:: Work required ::
Copy out all of the material, matching it word for word.

:: Data for the task ::
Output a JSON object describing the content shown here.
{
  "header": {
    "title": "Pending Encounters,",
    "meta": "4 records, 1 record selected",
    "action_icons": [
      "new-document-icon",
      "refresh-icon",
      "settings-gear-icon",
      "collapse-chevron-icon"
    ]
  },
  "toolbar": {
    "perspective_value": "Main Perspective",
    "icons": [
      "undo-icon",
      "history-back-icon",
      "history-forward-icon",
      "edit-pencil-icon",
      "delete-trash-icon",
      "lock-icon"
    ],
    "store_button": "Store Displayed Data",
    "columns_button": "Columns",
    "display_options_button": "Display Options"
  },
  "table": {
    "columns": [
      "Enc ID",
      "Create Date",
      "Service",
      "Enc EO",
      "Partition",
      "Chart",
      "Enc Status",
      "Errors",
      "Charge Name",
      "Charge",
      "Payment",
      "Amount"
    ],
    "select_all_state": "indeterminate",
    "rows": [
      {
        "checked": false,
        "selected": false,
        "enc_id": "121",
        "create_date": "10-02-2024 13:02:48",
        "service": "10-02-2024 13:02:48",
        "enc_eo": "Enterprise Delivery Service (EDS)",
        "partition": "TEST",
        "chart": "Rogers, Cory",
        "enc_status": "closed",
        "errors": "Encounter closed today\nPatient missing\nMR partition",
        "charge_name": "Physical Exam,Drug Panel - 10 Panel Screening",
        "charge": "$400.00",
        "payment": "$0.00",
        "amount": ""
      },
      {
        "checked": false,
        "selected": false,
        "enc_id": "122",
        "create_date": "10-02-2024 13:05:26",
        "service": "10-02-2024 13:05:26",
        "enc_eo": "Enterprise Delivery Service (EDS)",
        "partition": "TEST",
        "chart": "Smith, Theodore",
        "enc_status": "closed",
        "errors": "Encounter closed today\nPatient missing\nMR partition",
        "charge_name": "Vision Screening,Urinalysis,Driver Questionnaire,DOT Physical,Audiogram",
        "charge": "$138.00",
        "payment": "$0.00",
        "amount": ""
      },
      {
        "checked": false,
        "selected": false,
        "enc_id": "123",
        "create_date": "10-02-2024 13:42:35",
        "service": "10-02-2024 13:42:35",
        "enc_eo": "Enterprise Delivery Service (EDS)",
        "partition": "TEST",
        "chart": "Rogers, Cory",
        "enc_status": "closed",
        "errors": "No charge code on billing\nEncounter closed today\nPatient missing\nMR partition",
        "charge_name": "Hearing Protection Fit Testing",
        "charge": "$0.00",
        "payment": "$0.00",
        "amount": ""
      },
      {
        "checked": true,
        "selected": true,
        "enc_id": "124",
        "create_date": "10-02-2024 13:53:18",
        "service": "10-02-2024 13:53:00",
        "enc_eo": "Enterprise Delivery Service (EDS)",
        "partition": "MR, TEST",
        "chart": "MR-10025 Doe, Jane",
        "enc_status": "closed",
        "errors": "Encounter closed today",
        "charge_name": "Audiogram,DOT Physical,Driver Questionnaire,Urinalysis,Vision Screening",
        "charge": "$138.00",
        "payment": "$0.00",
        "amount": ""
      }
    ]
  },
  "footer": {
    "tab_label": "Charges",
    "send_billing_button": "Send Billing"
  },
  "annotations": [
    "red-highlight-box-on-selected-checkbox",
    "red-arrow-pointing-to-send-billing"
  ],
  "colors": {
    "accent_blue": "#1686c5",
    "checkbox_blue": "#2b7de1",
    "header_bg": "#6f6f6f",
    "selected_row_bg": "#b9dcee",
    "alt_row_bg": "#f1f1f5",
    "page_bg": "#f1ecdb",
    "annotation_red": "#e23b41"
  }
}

:: Task response ::
Output a JSON object describing the content shown here.
{
  "header": {
    "title": "Pending Encounters,",
    "meta": "4 records, 1 record selected",
    "action_icons": [
      "new-document-icon",
      "refresh-icon",
      "settings-gear-icon",
      "collapse-chevron-icon"
    ]
  },
  "toolbar": {
    "perspective_value": "Main Perspective",
    "icons": [
      "undo-icon",
      "history-back-icon",
      "history-forward-icon",
      "edit-pencil-icon",
      "delete-trash-icon",
      "lock-icon"
    ],
    "store_button": "Store Displayed Data",
    "columns_button": "Columns",
    "display_options_button": "Display Options"
  },
  "table": {
    "columns": [
      "Enc ID",
      "Create Date",
      "Service",
      "Enc EO",
      "Partition",
      "Chart",
      "Enc Status",
      "Errors",
      "Charge Name",
      "Charge",
      "Payment",
      "Amount"
    ],
    "select_all_state": "indeterminate",
    "rows": [
      {
        "checked": false,
        "selected": false,
        "enc_id": "121",
        "create_date": "10-02-2024 13:02:48",
        "service": "10-02-2024 13:02:48",
        "enc_eo": "Enterprise Delivery Service (EDS)",
        "partition": "TEST",
        "chart": "Rogers, Cory",
        "enc_status": "closed",
        "errors": "Encounter closed today\nPatient missing\nMR partition",
        "charge_name": "Physical Exam,Drug Panel - 10 Panel Screening",
        "charge": "$400.00",
        "payment": "$0.00",
        "amount": ""
      },
      {
        "checked": false,
        "selected": false,
        "enc_id": "122",
        "create_date": "10-02-2024 13:05:26",
        "service": "10-02-2024 13:05:26",
        "enc_eo": "Enterprise Delivery Service (EDS)",
        "partition": "TEST",
        "chart": "Smith, Theodore",
        "enc_status": "closed",
        "errors": "Encounter closed today\nPatient missing\nMR partition",
        "charge_name": "Vision Screening,Urinalysis,Driver Questionnaire,DOT Physical,Audiogram",
        "charge": "$138.00",
        "payment": "$0.00",
        "amount": ""
      },
      {
        "checked": false,
        "selected": false,
        "enc_id": "123",
        "create_date": "10-02-2024 13:42:35",
        "service": "10-02-2024 13:42:35",
        "enc_eo": "Enterprise Delivery Service (EDS)",
        "partition": "TEST",
        "chart": "Rogers, Cory",
        "enc_status": "closed",
        "errors": "No charge code on billing\nEncounter closed today\nPatient missing\nMR partition",
        "charge_name": "Hearing Protection Fit Testing",
        "charge": "$0.00",
        "payment": "$0.00",
        "amount": ""
      },
      {
        "checked": true,
        "selected": true,
        "enc_id": "124",
        "create_date": "10-02-2024 13:53:18",
        "service": "10-02-2024 13:53:00",
        "enc_eo": "Enterprise Delivery Service (EDS)",
        "partition": "MR, TEST",
        "chart": "MR-10025 Doe, Jane",
        "enc_status": "closed",
        "errors": "Encounter closed today",
        "charge_name": "Audiogram,DOT Physical,Driver Questionnaire,Urinalysis,Vision Screening",
        "charge": "$138.00",
        "payment": "$0.00",
        "amount": ""
      }
    ]
  },
  "footer": {
    "tab_label": "Charges",
    "send_billing_button": "Send Billing"
  },
  "annotations": [
    "red-highlight-box-on-selected-checkbox",
    "red-arrow-pointing-to-send-billing"
  ],
  "colors": {
    "accent_blue": "#1686c5",
    "checkbox_blue": "#2b7de1",
    "header_bg": "#6f6f6f",
    "selected_row_bg": "#b9dcee",
    "alt_row_bg": "#f1f1f5",
    "page_bg": "#f1ecdb",
    "annotation_red": "#e23b41"
  }
}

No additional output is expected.